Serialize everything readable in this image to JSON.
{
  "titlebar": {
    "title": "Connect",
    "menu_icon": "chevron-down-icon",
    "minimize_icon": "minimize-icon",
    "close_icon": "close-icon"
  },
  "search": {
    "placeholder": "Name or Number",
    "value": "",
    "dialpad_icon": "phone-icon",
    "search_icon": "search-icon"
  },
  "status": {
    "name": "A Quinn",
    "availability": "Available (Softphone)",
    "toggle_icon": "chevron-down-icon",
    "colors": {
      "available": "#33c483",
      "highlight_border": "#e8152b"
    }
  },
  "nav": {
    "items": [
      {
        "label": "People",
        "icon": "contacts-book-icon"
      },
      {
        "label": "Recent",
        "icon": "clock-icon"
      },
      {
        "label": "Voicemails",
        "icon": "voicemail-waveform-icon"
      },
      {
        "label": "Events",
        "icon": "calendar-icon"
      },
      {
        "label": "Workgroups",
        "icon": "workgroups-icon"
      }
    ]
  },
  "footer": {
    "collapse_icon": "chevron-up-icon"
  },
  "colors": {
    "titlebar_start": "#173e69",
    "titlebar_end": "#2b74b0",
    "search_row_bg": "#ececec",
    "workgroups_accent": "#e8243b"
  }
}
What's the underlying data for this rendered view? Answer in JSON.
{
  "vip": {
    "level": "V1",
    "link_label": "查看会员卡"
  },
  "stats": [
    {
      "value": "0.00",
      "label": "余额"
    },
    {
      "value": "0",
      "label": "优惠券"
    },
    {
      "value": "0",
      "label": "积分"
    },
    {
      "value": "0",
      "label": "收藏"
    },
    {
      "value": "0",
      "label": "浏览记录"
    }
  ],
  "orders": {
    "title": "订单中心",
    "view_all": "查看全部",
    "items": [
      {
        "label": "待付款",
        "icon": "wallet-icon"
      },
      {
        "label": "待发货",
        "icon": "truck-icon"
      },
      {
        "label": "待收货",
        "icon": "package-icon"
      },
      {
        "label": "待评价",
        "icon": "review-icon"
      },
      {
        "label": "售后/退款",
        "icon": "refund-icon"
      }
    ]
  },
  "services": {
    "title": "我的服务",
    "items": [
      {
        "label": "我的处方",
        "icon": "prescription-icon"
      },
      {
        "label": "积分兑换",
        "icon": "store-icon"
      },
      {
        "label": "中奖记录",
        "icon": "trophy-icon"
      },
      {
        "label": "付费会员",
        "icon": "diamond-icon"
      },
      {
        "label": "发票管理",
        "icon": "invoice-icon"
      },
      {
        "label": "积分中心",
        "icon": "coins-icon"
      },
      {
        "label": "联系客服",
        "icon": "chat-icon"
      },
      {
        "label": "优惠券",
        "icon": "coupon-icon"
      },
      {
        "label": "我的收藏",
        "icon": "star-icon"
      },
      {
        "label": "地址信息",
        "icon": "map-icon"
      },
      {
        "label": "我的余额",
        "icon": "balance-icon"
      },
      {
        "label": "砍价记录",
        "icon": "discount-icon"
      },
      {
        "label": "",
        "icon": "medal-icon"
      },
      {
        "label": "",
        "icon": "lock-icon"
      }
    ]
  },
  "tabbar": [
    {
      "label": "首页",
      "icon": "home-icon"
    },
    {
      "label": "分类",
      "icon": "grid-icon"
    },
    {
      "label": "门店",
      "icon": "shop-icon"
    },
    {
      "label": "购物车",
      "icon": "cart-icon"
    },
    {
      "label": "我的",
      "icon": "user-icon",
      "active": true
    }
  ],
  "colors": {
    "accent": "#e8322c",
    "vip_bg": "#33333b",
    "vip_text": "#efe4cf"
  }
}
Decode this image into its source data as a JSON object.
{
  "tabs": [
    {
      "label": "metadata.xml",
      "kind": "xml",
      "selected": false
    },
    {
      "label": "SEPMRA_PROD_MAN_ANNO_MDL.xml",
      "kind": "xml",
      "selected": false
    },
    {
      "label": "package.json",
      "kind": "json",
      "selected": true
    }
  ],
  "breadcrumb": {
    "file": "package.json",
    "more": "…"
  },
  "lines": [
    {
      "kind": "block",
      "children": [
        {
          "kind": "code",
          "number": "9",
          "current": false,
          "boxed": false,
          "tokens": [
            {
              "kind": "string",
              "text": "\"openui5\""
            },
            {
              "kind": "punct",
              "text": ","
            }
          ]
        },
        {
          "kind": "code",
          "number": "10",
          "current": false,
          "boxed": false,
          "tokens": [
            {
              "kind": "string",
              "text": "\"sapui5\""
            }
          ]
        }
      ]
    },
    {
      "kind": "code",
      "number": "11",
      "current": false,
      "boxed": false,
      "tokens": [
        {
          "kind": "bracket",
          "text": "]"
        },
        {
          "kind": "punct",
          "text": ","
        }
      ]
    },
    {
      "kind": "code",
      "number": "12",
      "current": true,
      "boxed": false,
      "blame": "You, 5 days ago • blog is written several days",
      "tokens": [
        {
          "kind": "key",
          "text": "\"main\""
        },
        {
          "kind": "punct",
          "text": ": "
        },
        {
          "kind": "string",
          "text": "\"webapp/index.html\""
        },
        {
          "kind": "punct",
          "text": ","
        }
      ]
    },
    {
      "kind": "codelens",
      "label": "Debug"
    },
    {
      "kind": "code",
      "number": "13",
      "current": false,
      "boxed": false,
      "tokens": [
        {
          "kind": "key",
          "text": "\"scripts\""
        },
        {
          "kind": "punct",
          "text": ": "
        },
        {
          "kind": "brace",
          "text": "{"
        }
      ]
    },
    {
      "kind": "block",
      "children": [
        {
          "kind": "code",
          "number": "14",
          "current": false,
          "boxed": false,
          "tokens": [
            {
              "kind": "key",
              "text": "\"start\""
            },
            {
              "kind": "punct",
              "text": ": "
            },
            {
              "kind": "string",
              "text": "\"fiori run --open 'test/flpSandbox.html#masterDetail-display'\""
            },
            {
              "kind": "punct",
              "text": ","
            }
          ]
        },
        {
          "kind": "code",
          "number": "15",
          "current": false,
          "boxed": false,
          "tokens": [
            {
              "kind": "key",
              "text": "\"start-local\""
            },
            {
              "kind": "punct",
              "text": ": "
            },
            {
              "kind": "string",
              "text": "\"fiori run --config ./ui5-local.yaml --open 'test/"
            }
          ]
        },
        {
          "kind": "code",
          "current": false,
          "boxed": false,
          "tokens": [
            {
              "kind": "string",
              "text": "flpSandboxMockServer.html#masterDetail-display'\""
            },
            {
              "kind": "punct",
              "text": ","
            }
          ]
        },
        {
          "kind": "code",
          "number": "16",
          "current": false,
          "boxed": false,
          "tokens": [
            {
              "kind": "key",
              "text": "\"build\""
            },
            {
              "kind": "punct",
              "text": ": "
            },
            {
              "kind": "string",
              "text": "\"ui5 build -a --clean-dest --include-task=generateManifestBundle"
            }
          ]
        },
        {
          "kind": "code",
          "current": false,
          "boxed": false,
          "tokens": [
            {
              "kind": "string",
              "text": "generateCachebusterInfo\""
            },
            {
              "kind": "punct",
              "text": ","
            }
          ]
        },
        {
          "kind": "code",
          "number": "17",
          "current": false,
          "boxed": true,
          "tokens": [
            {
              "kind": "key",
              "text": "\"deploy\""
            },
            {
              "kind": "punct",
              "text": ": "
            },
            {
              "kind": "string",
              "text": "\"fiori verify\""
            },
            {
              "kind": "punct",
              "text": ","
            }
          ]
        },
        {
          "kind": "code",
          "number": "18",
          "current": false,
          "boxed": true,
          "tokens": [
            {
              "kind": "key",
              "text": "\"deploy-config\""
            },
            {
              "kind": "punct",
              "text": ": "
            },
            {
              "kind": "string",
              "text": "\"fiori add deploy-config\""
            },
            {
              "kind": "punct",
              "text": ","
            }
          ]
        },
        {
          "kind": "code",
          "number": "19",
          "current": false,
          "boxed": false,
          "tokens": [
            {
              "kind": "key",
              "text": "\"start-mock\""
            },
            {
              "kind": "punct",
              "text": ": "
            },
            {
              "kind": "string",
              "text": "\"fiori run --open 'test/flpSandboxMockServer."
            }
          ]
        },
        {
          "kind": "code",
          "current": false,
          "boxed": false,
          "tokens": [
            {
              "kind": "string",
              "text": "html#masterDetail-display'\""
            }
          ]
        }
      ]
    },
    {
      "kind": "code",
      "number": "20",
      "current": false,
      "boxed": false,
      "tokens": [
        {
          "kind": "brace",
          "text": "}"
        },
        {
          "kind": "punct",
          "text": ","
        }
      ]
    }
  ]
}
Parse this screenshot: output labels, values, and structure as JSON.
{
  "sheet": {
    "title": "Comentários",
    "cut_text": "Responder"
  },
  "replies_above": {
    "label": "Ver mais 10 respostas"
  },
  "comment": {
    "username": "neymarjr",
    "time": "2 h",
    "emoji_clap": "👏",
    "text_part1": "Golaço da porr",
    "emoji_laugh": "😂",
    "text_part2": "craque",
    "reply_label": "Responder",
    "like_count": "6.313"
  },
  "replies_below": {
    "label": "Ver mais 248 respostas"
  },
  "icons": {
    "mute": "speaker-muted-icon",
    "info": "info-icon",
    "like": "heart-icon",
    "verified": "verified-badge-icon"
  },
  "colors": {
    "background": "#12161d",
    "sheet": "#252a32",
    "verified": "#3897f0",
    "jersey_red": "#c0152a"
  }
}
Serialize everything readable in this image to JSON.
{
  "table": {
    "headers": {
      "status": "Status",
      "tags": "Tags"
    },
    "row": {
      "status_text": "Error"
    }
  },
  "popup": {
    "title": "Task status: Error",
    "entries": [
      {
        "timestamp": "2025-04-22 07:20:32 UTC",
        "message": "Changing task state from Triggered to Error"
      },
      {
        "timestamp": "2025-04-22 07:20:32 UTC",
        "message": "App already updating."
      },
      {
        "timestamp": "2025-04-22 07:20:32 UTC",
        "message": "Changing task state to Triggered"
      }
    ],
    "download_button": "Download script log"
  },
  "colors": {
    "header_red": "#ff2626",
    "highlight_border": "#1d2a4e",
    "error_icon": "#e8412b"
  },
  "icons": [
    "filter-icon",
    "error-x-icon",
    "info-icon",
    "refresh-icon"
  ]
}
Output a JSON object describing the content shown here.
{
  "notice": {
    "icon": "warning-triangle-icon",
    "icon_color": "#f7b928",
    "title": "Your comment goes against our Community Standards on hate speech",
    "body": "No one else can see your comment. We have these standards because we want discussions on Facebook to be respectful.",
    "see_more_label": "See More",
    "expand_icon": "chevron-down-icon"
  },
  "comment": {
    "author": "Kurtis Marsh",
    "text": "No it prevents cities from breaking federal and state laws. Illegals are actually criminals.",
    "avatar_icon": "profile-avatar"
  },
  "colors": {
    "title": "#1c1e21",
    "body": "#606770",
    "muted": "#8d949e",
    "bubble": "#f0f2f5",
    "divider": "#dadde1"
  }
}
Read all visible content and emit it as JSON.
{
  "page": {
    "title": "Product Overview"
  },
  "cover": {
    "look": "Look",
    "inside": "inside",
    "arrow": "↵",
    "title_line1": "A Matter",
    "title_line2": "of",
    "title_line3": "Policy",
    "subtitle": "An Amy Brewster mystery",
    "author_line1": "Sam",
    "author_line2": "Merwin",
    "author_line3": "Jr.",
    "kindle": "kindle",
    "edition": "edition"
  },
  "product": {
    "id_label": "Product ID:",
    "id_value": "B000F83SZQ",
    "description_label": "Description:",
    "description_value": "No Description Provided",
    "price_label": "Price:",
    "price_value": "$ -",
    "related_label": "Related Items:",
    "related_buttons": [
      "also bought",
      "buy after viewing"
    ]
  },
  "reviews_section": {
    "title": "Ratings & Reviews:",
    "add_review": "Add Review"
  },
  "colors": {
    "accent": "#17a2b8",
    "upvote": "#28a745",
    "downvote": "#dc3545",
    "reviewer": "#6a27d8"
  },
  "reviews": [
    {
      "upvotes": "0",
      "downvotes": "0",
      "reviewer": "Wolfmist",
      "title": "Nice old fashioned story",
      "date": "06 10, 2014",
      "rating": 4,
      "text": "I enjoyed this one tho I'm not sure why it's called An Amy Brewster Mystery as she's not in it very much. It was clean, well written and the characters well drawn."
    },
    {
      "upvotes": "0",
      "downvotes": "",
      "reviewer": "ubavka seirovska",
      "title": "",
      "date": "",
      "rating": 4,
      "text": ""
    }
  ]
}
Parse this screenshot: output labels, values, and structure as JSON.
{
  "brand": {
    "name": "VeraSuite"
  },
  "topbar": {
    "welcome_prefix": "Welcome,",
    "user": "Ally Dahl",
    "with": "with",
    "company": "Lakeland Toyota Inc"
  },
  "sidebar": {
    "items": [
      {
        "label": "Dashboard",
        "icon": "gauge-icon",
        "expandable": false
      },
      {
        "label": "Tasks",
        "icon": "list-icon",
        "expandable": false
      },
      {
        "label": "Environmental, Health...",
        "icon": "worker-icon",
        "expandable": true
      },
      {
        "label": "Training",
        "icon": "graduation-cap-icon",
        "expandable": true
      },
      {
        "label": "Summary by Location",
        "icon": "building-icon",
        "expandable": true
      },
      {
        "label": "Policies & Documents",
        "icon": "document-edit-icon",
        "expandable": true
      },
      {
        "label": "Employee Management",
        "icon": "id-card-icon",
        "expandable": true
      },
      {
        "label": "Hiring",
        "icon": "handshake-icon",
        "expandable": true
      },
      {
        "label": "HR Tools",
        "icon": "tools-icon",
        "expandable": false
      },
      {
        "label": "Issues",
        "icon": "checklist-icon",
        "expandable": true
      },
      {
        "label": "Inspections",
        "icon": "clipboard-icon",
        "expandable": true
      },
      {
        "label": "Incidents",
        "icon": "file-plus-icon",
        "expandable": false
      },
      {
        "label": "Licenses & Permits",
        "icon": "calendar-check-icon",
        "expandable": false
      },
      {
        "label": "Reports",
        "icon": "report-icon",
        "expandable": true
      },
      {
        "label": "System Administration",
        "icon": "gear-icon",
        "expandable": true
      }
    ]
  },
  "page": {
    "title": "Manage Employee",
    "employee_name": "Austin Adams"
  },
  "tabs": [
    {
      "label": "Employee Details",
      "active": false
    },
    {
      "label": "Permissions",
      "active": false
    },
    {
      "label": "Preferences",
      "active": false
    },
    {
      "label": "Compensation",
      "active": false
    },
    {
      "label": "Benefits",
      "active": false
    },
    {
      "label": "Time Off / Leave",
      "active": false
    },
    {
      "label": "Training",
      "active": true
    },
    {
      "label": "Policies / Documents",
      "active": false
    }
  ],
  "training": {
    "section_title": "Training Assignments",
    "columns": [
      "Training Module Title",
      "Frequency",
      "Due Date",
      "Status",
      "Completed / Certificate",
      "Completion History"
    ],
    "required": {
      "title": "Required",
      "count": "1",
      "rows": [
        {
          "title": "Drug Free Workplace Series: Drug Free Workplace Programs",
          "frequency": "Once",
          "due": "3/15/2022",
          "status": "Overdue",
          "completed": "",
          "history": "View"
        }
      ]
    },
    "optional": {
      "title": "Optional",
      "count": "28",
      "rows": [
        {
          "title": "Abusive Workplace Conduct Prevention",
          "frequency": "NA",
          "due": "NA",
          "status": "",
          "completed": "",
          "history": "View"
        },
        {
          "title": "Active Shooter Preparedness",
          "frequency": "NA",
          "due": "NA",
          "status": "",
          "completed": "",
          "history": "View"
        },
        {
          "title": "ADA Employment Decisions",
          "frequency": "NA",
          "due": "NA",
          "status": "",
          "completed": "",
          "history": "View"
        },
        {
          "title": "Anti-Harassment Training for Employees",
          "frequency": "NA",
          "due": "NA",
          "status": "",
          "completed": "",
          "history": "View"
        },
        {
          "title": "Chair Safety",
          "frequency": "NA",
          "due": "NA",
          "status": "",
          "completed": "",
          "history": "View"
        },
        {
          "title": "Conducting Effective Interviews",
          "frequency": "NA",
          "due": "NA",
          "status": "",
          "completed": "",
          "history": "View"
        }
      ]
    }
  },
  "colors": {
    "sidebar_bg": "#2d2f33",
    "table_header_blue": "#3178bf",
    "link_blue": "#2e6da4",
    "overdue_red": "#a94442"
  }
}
⁂
▶ _WHAT TO WORK ON_:
Scan the material for lines with the word "verified", and copy each line you find.

▶ _TASK RESPONSE_:
    "verified": "verified-badge-icon"
    "verified": "#3897f0",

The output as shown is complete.